### Exercise
Write the records out again, precisely as they stand.

### Entries provided

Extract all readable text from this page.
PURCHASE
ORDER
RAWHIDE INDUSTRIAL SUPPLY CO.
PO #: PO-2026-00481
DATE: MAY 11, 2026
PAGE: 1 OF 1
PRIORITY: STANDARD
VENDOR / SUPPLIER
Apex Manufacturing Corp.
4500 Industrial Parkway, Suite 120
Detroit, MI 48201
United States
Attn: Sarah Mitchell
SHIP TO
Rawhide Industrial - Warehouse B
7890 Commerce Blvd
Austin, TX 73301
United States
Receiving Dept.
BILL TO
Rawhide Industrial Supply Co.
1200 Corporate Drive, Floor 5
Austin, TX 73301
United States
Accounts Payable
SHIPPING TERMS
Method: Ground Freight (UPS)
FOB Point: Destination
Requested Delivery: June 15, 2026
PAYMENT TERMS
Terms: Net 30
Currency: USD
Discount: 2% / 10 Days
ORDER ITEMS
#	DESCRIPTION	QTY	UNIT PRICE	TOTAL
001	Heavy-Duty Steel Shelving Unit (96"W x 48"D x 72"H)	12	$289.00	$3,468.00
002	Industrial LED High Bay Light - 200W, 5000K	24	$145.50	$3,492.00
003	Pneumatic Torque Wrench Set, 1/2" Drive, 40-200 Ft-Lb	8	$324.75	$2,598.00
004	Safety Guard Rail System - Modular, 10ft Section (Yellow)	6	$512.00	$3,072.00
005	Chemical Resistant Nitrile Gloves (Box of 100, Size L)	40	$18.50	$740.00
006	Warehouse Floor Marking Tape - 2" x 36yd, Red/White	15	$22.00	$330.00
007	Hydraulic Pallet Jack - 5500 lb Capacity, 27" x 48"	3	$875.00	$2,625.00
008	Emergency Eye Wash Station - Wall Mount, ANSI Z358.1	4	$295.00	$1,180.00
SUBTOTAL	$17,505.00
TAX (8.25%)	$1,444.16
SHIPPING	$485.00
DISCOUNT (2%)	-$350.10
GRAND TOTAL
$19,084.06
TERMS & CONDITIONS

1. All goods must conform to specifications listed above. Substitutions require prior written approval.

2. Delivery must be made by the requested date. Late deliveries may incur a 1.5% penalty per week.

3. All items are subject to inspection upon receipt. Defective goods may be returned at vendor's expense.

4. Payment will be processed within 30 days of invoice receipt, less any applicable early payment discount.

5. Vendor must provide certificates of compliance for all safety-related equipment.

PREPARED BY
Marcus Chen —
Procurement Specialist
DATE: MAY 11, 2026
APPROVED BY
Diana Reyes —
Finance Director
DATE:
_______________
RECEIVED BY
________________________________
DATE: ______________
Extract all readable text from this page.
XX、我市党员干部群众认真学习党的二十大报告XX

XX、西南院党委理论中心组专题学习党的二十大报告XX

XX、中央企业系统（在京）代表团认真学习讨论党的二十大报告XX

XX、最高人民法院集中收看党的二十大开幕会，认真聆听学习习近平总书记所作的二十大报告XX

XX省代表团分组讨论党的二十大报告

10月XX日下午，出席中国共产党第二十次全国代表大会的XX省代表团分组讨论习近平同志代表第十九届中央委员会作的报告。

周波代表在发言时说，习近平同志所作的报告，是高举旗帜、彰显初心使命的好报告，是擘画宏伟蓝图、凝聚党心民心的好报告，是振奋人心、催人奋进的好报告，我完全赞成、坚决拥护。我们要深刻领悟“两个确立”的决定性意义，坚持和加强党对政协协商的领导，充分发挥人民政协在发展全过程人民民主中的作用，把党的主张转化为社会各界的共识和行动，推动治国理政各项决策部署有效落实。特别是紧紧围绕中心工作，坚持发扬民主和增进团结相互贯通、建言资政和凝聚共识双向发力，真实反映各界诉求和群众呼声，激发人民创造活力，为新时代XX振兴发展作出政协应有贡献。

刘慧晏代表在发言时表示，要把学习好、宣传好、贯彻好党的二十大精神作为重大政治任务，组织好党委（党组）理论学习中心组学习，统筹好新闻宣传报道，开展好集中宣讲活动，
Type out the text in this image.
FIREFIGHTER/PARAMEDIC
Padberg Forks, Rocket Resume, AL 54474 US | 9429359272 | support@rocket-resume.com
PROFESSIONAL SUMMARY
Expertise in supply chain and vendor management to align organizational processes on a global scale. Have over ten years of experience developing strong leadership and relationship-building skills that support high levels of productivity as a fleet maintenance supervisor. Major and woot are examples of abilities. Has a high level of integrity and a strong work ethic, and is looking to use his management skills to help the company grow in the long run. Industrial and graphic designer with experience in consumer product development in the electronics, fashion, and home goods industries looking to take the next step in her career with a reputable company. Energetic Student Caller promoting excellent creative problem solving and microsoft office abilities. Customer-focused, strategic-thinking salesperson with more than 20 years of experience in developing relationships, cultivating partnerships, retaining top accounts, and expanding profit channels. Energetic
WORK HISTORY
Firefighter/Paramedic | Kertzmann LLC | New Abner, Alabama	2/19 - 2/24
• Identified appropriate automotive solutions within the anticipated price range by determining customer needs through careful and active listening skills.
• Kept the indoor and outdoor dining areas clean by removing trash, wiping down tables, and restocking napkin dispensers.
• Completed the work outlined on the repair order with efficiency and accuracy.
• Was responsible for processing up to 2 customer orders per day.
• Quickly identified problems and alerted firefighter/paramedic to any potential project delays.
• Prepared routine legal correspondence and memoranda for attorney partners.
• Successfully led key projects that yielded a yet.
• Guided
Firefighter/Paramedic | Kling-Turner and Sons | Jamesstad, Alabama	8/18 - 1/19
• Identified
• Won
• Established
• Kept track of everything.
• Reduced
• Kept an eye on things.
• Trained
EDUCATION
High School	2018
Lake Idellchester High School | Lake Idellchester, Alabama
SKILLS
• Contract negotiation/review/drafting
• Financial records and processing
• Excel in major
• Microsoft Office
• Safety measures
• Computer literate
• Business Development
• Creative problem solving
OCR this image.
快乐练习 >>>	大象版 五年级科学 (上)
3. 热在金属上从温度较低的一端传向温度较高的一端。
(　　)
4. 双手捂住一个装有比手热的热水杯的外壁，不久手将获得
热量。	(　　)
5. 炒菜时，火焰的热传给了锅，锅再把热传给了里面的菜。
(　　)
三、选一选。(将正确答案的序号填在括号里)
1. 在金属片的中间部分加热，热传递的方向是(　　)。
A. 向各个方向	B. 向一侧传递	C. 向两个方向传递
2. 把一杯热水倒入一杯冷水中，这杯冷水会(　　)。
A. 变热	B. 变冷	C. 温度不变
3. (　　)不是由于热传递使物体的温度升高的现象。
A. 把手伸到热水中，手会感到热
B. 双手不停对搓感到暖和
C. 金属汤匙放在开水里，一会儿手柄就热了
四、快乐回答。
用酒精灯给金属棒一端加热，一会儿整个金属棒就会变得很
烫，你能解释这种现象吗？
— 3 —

### Result of this task
Extract all readable text from this page.
PURCHASE
ORDER
RAWHIDE INDUSTRIAL SUPPLY CO.
PO #: PO-2026-00481
DATE: MAY 11, 2026
PAGE: 1 OF 1
PRIORITY: STANDARD
VENDOR / SUPPLIER
Apex Manufacturing Corp.
4500 Industrial Parkway, Suite 120
Detroit, MI 48201
United States
Attn: Sarah Mitchell
SHIP TO
Rawhide Industrial - Warehouse B
7890 Commerce Blvd
Austin, TX 73301
United States
Receiving Dept.
BILL TO
Rawhide Industrial Supply Co.
1200 Corporate Drive, Floor 5
Austin, TX 73301
United States
Accounts Payable
SHIPPING TERMS
Method: Ground Freight (UPS)
FOB Point: Destination
Requested Delivery: June 15, 2026
PAYMENT TERMS
Terms: Net 30
Currency: USD
Discount: 2% / 10 Days
ORDER ITEMS
#	DESCRIPTION	QTY	UNIT PRICE	TOTAL
001	Heavy-Duty Steel Shelving Unit (96"W x 48"D x 72"H)	12	$289.00	$3,468.00
002	Industrial LED High Bay Light - 200W, 5000K	24	$145.50	$3,492.00
003	Pneumatic Torque Wrench Set, 1/2" Drive, 40-200 Ft-Lb	8	$324.75	$2,598.00
004	Safety Guard Rail System - Modular, 10ft Section (Yellow)	6	$512.00	$3,072.00
005	Chemical Resistant Nitrile Gloves (Box of 100, Size L)	40	$18.50	$740.00
006	Warehouse Floor Marking Tape - 2" x 36yd, Red/White	15	$22.00	$330.00
007	Hydraulic Pallet Jack - 5500 lb Capacity, 27" x 48"	3	$875.00	$2,625.00
008	Emergency Eye Wash Station - Wall Mount, ANSI Z358.1	4	$295.00	$1,180.00
SUBTOTAL	$17,505.00
TAX (8.25%)	$1,444.16
SHIPPING	$485.00
DISCOUNT (2%)	-$350.10
GRAND TOTAL
$19,084.06
TERMS & CONDITIONS

1. All goods must conform to specifications listed above. Substitutions require prior written approval.

2. Delivery must be made by the requested date. Late deliveries may incur a 1.5% penalty per week.

3. All items are subject to inspection upon receipt. Defective goods may be returned at vendor's expense.

4. Payment will be processed within 30 days of invoice receipt, less any applicable early payment discount.

5. Vendor must provide certificates of compliance for all safety-related equipment.

PREPARED BY
Marcus Chen —
Procurement Specialist
DATE: MAY 11, 2026
APPROVED BY
Diana Reyes —
Finance Director
DATE:
_______________
RECEIVED BY
________________________________
DATE: ______________
Extract all readable text from this page.
XX、我市党员干部群众认真学习党的二十大报告XX

XX、西南院党委理论中心组专题学习党的二十大报告XX

XX、中央企业系统（在京）代表团认真学习讨论党的二十大报告XX

XX、最高人民法院集中收看党的二十大开幕会，认真聆听学习习近平总书记所作的二十大报告XX

XX省代表团分组讨论党的二十大报告

10月XX日下午，出席中国共产党第二十次全国代表大会的XX省代表团分组讨论习近平同志代表第十九届中央委员会作的报告。

周波代表在发言时说，习近平同志所作的报告，是高举旗帜、彰显初心使命的好报告，是擘画宏伟蓝图、凝聚党心民心的好报告，是振奋人心、催人奋进的好报告，我完全赞成、坚决拥护。我们要深刻领悟“两个确立”的决定性意义，坚持和加强党对政协协商的领导，充分发挥人民政协在发展全过程人民民主中的作用，把党的主张转化为社会各界的共识和行动，推动治国理政各项决策部署有效落实。特别是紧紧围绕中心工作，坚持发扬民主和增进团结相互贯通、建言资政和凝聚共识双向发力，真实反映各界诉求和群众呼声，激发人民创造活力，为新时代XX振兴发展作出政协应有贡献。

刘慧晏代表在发言时表示，要把学习好、宣传好、贯彻好党的二十大精神作为重大政治任务，组织好党委（党组）理论学习中心组学习，统筹好新闻宣传报道，开展好集中宣讲活动，
Type out the text in this image.
FIREFIGHTER/PARAMEDIC
Padberg Forks, Rocket Resume, AL 54474 US | 9429359272 | support@rocket-resume.com
PROFESSIONAL SUMMARY
Expertise in supply chain and vendor management to align organizational processes on a global scale. Have over ten years of experience developing strong leadership and relationship-building skills that support high levels of productivity as a fleet maintenance supervisor. Major and woot are examples of abilities. Has a high level of integrity and a strong work ethic, and is looking to use his management skills to help the company grow in the long run. Industrial and graphic designer with experience in consumer product development in the electronics, fashion, and home goods industries looking to take the next step in her career with a reputable company. Energetic Student Caller promoting excellent creative problem solving and microsoft office abilities. Customer-focused, strategic-thinking salesperson with more than 20 years of experience in developing relationships, cultivating partnerships, retaining top accounts, and expanding profit channels. Energetic
WORK HISTORY
Firefighter/Paramedic | Kertzmann LLC | New Abner, Alabama	2/19 - 2/24
• Identified appropriate automotive solutions within the anticipated price range by determining customer needs through careful and active listening skills.
• Kept the indoor and outdoor dining areas clean by removing trash, wiping down tables, and restocking napkin dispensers.
• Completed the work outlined on the repair order with efficiency and accuracy.
• Was responsible for processing up to 2 customer orders per day.
• Quickly identified problems and alerted firefighter/paramedic to any potential project delays.
• Prepared routine legal correspondence and memoranda for attorney partners.
• Successfully led key projects that yielded a yet.
• Guided
Firefighter/Paramedic | Kling-Turner and Sons | Jamesstad, Alabama	8/18 - 1/19
• Identified
• Won
• Established
• Kept track of everything.
• Reduced
• Kept an eye on things.
• Trained
EDUCATION
High School	2018
Lake Idellchester High School | Lake Idellchester, Alabama
SKILLS
• Contract negotiation/review/drafting
• Financial records and processing
• Excel in major
• Microsoft Office
• Safety measures
• Computer literate
• Business Development
• Creative problem solving
OCR this image.
快乐练习 >>>	大象版 五年级科学 (上)
3. 热在金属上从温度较低的一端传向温度较高的一端。
(　　)
4. 双手捂住一个装有比手热的热水杯的外壁，不久手将获得
热量。	(　　)
5. 炒菜时，火焰的热传给了锅，锅再把热传给了里面的菜。
(　　)
三、选一选。(将正确答案的序号填在括号里)
1. 在金属片的中间部分加热，热传递的方向是(　　)。
A. 向各个方向	B. 向一侧传递	C. 向两个方向传递
2. 把一杯热水倒入一杯冷水中，这杯冷水会(　　)。
A. 变热	B. 变冷	C. 温度不变
3. (　　)不是由于热传递使物体的温度升高的现象。
A. 把手伸到热水中，手会感到热
B. 双手不停对搓感到暖和
C. 金属汤匙放在开水里，一会儿手柄就热了
四、快乐回答。
用酒精灯给金属棒一端加热，一会儿整个金属棒就会变得很
烫，你能解释这种现象吗？
— 3 —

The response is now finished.